++++ Records to process
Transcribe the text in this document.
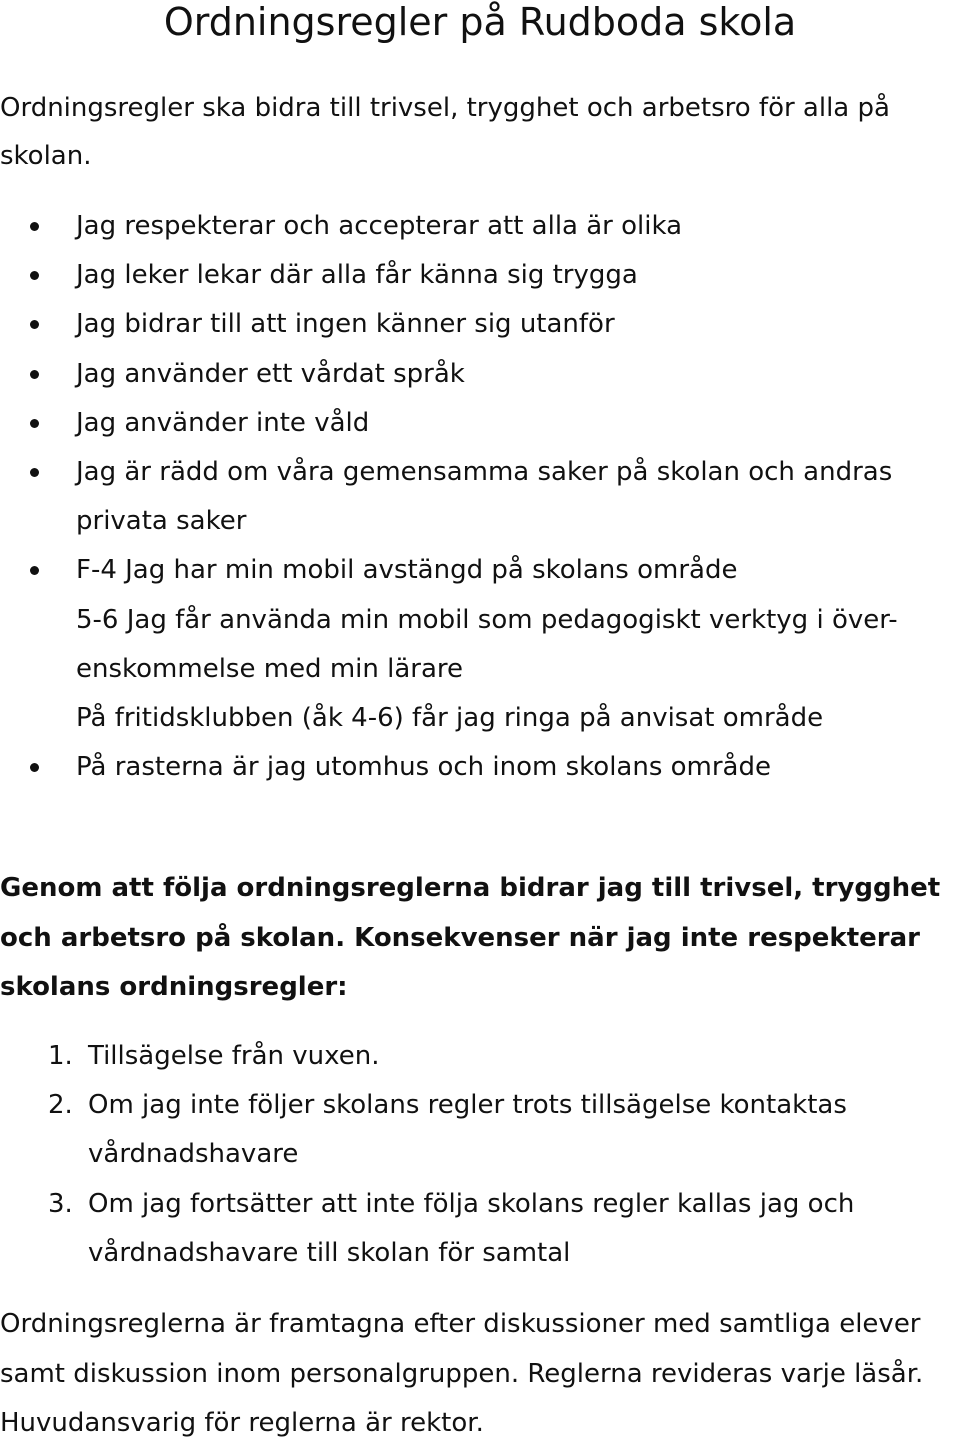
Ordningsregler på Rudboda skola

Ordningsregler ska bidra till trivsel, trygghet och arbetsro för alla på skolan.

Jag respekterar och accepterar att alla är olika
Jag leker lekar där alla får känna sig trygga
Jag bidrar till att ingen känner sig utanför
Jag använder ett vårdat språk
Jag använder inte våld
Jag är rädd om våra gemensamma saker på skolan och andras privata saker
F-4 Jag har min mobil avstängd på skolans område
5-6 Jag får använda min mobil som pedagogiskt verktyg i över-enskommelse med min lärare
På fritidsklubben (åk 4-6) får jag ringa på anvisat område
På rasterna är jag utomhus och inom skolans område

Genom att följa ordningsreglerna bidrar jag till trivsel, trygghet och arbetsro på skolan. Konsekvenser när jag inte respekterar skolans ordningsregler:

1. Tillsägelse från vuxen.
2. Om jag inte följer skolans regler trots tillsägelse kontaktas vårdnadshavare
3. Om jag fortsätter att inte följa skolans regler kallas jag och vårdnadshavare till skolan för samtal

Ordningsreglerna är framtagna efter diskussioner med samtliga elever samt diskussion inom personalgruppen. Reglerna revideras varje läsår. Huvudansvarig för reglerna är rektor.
++++++++
Aim of the exercise:
Find the word "bidrar" in the entries, then copy out every line that has it.

Answer section:
Jag bidrar till att ingen känner sig utanför
Genom att följa ordningsreglerna bidrar jag till trivsel, trygghet och arbetsro på skolan. Konsekvenser när jag inte respekterar skolans ordningsregler:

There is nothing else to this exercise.